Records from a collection
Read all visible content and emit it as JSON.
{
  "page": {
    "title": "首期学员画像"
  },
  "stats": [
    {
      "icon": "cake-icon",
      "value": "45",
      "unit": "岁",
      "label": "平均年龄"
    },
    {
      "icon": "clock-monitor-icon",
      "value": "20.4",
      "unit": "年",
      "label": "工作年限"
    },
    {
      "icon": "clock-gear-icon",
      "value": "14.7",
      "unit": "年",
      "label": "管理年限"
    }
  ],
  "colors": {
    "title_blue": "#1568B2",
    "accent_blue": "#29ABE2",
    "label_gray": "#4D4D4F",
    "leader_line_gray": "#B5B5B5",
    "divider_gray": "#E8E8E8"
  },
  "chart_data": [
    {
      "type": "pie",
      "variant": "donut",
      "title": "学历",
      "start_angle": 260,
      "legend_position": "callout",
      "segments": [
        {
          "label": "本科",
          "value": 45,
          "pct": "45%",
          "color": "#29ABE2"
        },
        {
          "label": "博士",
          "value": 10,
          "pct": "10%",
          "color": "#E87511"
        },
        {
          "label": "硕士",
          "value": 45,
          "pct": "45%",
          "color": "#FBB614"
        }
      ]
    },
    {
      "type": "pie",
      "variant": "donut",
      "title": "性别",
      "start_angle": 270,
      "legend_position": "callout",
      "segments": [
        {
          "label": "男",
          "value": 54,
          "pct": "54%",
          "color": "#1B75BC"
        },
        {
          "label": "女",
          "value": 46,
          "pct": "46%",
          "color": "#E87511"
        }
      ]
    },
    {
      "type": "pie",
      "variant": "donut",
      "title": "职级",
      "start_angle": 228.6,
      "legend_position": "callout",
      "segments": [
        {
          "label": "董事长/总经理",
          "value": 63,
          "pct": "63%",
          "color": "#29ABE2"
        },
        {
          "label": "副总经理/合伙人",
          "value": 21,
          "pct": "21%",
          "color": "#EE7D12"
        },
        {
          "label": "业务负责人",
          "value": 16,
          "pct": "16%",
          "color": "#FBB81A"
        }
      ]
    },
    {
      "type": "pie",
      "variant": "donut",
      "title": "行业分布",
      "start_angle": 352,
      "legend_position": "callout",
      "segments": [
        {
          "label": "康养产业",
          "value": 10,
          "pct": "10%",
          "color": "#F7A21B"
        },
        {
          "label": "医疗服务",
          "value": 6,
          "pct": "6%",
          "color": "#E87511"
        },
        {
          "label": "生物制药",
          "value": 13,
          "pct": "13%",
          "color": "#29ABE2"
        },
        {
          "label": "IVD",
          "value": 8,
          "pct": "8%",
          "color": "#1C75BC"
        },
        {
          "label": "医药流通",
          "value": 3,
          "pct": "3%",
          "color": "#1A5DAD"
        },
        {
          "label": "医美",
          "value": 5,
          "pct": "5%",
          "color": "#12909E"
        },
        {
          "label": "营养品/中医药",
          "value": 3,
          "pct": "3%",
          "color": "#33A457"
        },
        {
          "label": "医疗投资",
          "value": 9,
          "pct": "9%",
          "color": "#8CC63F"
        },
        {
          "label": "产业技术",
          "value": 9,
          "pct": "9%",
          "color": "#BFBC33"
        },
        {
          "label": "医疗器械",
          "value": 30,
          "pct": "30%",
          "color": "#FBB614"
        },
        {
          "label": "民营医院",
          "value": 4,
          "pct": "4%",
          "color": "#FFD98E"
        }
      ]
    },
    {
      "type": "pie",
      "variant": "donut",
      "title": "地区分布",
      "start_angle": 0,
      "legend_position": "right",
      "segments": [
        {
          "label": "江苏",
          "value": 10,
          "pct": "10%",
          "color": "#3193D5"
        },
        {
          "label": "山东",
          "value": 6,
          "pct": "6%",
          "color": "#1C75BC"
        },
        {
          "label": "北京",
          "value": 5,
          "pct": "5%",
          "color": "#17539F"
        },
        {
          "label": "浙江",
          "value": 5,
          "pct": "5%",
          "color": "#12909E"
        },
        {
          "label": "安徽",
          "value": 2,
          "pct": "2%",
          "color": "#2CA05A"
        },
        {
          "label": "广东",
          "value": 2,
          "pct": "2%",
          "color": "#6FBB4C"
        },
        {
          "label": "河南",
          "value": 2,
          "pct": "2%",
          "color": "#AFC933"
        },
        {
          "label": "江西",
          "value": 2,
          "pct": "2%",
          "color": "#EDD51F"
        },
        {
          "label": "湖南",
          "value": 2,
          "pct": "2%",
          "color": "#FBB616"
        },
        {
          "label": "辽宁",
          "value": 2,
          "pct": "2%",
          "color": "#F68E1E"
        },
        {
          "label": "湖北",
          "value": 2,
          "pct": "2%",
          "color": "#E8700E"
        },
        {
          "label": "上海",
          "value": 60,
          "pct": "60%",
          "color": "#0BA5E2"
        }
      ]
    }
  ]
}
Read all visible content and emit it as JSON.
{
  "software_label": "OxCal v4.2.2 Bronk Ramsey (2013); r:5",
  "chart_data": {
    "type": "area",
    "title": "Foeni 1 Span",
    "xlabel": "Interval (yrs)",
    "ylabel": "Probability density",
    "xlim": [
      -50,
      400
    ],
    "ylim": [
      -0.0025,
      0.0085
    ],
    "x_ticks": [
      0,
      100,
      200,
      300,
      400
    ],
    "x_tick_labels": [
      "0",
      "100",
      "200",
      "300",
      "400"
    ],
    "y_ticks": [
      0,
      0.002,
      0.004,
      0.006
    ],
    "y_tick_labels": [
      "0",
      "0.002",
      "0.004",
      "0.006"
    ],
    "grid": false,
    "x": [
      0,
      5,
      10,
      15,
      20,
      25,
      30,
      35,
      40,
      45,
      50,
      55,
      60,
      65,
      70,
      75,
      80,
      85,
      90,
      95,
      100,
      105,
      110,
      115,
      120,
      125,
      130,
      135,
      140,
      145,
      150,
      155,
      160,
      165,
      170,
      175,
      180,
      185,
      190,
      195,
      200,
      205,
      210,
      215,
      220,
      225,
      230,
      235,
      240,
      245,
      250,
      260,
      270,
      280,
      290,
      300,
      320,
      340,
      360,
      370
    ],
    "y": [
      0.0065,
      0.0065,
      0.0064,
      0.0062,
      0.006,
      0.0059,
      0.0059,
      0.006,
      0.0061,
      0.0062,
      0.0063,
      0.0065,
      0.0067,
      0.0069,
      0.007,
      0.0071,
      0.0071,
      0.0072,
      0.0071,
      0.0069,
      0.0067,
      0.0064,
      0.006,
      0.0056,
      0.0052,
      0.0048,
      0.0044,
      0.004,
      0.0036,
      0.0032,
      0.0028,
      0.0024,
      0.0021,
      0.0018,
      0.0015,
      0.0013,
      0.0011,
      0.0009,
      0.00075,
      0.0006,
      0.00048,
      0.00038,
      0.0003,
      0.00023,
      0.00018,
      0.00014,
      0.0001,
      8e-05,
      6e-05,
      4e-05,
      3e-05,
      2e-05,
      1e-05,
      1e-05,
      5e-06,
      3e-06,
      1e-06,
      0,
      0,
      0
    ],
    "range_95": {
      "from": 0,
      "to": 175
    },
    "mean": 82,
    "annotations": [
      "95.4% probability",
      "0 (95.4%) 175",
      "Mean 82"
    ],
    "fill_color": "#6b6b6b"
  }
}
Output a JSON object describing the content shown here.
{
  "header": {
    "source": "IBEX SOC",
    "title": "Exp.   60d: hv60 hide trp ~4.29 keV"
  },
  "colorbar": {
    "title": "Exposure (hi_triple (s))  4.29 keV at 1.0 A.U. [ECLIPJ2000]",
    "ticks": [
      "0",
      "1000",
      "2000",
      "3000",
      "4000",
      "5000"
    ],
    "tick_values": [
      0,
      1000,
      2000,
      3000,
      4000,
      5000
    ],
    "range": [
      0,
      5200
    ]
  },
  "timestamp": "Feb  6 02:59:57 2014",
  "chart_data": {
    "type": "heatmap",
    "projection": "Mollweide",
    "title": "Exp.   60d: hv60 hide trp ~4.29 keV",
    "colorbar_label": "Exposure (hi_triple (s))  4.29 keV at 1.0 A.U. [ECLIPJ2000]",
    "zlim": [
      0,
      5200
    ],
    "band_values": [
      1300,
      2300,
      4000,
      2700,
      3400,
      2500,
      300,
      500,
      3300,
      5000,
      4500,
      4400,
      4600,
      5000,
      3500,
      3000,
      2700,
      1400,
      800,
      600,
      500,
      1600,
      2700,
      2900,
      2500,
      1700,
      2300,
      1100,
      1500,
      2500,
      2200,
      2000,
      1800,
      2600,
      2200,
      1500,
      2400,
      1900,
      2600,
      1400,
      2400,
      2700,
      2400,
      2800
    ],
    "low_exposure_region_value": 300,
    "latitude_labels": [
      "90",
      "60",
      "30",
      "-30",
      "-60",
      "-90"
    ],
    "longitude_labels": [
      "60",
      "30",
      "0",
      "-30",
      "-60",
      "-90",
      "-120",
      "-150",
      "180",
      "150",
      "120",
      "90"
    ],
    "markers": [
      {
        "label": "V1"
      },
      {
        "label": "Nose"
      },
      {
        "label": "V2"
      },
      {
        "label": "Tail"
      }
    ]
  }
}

▶ _Required task_: Locate the line that contains "Output a JSON", then please quote it and every line after it to the end of the entries above, exactly and with nothing else.

▶ _Written solution_:
Output a JSON object describing the content shown here.
{
  "header": {
    "source": "IBEX SOC",
    "title": "Exp.   60d: hv60 hide trp ~4.29 keV"
  },
  "colorbar": {
    "title": "Exposure (hi_triple (s))  4.29 keV at 1.0 A.U. [ECLIPJ2000]",
    "ticks": [
      "0",
      "1000",
      "2000",
      "3000",
      "4000",
      "5000"
    ],
    "tick_values": [
      0,
      1000,
      2000,
      3000,
      4000,
      5000
    ],
    "range": [
      0,
      5200
    ]
  },
  "timestamp": "Feb  6 02:59:57 2014",
  "chart_data": {
    "type": "heatmap",
    "projection": "Mollweide",
    "title": "Exp.   60d: hv60 hide trp ~4.29 keV",
    "colorbar_label": "Exposure (hi_triple (s))  4.29 keV at 1.0 A.U. [ECLIPJ2000]",
    "zlim": [
      0,
      5200
    ],
    "band_values": [
      1300,
      2300,
      4000,
      2700,
      3400,
      2500,
      300,
      500,
      3300,
      5000,
      4500,
      4400,
      4600,
      5000,
      3500,
      3000,
      2700,
      1400,
      800,
      600,
      500,
      1600,
      2700,
      2900,
      2500,
      1700,
      2300,
      1100,
      1500,
      2500,
      2200,
      2000,
      1800,
      2600,
      2200,
      1500,
      2400,
      1900,
      2600,
      1400,
      2400,
      2700,
      2400,
      2800
    ],
    "low_exposure_region_value": 300,
    "latitude_labels": [
      "90",
      "60",
      "30",
      "-30",
      "-60",
      "-90"
    ],
    "longitude_labels": [
      "60",
      "30",
      "0",
      "-30",
      "-60",
      "-90",
      "-120",
      "-150",
      "180",
      "150",
      "120",
      "90"
    ],
    "markers": [
      {
        "label": "V1"
      },
      {
        "label": "Nose"
      },
      {
        "label": "V2"
      },
      {
        "label": "Tail"
      }
    ]
  }
}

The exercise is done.